[Figure dataset records]
....................

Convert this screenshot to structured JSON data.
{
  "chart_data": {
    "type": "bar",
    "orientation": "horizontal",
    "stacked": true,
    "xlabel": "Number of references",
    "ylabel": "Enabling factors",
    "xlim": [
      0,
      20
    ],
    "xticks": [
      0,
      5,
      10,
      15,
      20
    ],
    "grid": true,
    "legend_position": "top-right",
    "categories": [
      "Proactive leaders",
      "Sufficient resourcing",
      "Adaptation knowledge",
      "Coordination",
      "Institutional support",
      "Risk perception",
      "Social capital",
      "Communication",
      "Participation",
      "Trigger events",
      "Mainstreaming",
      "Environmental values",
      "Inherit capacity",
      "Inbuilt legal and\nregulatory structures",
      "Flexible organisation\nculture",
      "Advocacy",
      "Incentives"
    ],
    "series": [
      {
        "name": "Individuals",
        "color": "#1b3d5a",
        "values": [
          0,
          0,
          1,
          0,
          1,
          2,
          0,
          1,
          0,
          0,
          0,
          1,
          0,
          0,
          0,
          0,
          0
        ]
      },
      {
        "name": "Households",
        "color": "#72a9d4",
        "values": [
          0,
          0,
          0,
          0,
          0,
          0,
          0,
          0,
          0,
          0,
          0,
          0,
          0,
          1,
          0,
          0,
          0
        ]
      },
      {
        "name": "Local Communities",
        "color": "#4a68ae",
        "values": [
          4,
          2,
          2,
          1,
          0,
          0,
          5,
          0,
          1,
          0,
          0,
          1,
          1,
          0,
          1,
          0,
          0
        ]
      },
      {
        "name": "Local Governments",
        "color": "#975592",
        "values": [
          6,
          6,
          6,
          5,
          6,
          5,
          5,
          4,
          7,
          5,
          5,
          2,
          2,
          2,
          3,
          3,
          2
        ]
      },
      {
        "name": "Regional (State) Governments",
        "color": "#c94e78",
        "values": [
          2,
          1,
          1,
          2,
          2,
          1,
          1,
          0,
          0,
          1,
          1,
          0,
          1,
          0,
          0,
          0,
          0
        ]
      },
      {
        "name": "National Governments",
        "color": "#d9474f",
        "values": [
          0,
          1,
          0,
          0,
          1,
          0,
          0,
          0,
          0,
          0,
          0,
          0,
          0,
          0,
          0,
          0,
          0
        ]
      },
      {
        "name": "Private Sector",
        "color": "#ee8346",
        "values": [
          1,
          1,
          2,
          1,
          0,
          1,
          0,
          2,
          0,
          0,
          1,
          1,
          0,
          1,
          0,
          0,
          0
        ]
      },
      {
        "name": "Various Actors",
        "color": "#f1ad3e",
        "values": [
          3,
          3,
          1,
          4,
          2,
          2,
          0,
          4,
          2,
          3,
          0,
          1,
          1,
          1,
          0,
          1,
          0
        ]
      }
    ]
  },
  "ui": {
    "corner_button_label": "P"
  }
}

....................

- Goal
Copy out every line where the word "Governments" occurs.

- Output
        "name": "Local Governments",
        "name": "Regional (State) Governments",
        "name": "National Governments",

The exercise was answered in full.